**Brief**
Identify, in the records below, every line where the string "Musim" appears, and copy each such line.

* start *

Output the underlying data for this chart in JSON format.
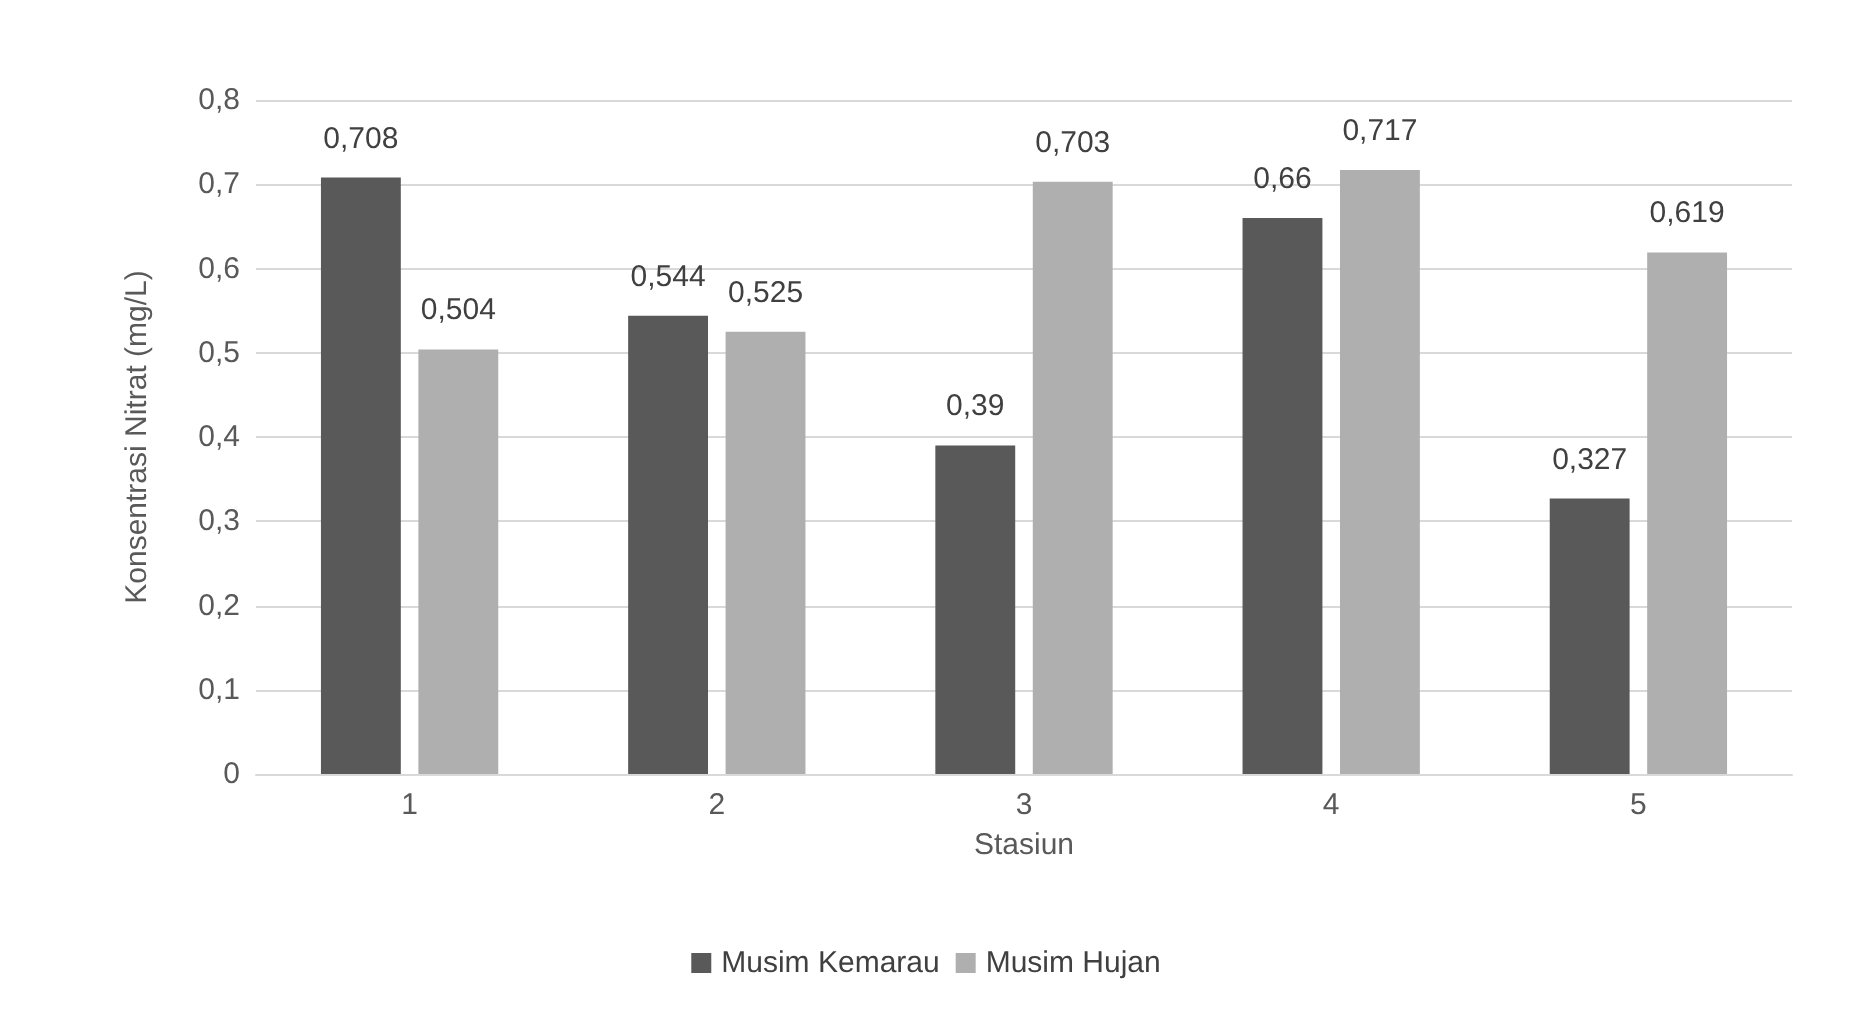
{
  "chart_data": {
    "type": "bar",
    "xlabel": "Stasiun",
    "ylabel": "Konsentrasi Nitrat (mg/L)",
    "categories": [
      "1",
      "2",
      "3",
      "4",
      "5"
    ],
    "series": [
      {
        "name": "Musim Kemarau",
        "color": "#595959",
        "values": [
          0.708,
          0.544,
          0.39,
          0.66,
          0.327
        ],
        "value_labels": [
          "0,708",
          "0,544",
          "0,39",
          "0,66",
          "0,327"
        ]
      },
      {
        "name": "Musim Hujan",
        "color": "#afafaf",
        "values": [
          0.504,
          0.525,
          0.703,
          0.717,
          0.619
        ],
        "value_labels": [
          "0,504",
          "0,525",
          "0,703",
          "0,717",
          "0,619"
        ]
      }
    ],
    "ylim": [
      0,
      0.8
    ],
    "yticks": [
      {
        "value": 0,
        "label": "0"
      },
      {
        "value": 0.1,
        "label": "0,1"
      },
      {
        "value": 0.2,
        "label": "0,2"
      },
      {
        "value": 0.3,
        "label": "0,3"
      },
      {
        "value": 0.4,
        "label": "0,4"
      },
      {
        "value": 0.5,
        "label": "0,5"
      },
      {
        "value": 0.6,
        "label": "0,6"
      },
      {
        "value": 0.7,
        "label": "0,7"
      },
      {
        "value": 0.8,
        "label": "0,8"
      }
    ],
    "grid": "y",
    "legend": "bottom"
  }
}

* end *

**Task answer**
        "name": "Musim Kemarau",
        "name": "Musim Hujan",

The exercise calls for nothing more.